§ Task material
....................

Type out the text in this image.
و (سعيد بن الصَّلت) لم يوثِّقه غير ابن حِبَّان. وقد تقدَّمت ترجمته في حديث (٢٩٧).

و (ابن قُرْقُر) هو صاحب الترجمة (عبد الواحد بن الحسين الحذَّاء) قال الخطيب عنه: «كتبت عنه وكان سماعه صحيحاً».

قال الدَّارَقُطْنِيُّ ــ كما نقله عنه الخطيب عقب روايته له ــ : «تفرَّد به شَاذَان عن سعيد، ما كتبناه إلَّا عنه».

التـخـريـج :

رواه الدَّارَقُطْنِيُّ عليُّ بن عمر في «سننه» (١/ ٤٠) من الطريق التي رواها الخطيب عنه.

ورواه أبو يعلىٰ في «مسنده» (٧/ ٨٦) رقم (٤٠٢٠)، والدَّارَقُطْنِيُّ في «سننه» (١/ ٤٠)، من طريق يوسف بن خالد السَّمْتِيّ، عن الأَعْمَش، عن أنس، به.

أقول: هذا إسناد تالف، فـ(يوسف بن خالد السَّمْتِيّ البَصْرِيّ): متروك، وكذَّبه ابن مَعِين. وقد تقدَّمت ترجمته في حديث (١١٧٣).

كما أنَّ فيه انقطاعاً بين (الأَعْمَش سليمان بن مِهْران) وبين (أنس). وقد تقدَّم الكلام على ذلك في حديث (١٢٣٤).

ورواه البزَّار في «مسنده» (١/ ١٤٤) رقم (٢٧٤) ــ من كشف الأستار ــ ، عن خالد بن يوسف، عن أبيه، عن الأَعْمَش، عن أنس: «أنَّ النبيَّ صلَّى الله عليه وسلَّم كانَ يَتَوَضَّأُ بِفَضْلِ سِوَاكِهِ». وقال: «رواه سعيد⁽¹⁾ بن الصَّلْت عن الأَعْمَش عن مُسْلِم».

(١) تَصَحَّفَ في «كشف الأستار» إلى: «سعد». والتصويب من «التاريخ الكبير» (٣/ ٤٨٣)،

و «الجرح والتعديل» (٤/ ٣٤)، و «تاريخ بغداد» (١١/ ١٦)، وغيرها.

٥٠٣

....................

§ Requirement
Repeat the listing exactly, from its first line to its last.

§ Problem solution
Type out the text in this image.
و (سعيد بن الصَّلت) لم يوثِّقه غير ابن حِبَّان. وقد تقدَّمت ترجمته في حديث (٢٩٧).

و (ابن قُرْقُر) هو صاحب الترجمة (عبد الواحد بن الحسين الحذَّاء) قال الخطيب عنه: «كتبت عنه وكان سماعه صحيحاً».

قال الدَّارَقُطْنِيُّ ــ كما نقله عنه الخطيب عقب روايته له ــ : «تفرَّد به شَاذَان عن سعيد، ما كتبناه إلَّا عنه».

التـخـريـج :

رواه الدَّارَقُطْنِيُّ عليُّ بن عمر في «سننه» (١/ ٤٠) من الطريق التي رواها الخطيب عنه.

ورواه أبو يعلىٰ في «مسنده» (٧/ ٨٦) رقم (٤٠٢٠)، والدَّارَقُطْنِيُّ في «سننه» (١/ ٤٠)، من طريق يوسف بن خالد السَّمْتِيّ، عن الأَعْمَش، عن أنس، به.

أقول: هذا إسناد تالف، فـ(يوسف بن خالد السَّمْتِيّ البَصْرِيّ): متروك، وكذَّبه ابن مَعِين. وقد تقدَّمت ترجمته في حديث (١١٧٣).

كما أنَّ فيه انقطاعاً بين (الأَعْمَش سليمان بن مِهْران) وبين (أنس). وقد تقدَّم الكلام على ذلك في حديث (١٢٣٤).

ورواه البزَّار في «مسنده» (١/ ١٤٤) رقم (٢٧٤) ــ من كشف الأستار ــ ، عن خالد بن يوسف، عن أبيه، عن الأَعْمَش، عن أنس: «أنَّ النبيَّ صلَّى الله عليه وسلَّم كانَ يَتَوَضَّأُ بِفَضْلِ سِوَاكِهِ». وقال: «رواه سعيد⁽¹⁾ بن الصَّلْت عن الأَعْمَش عن مُسْلِم».

(١) تَصَحَّفَ في «كشف الأستار» إلى: «سعد». والتصويب من «التاريخ الكبير» (٣/ ٤٨٣)،

و «الجرح والتعديل» (٤/ ٣٤)، و «تاريخ بغداد» (١١/ ١٦)، وغيرها.

٥٠٣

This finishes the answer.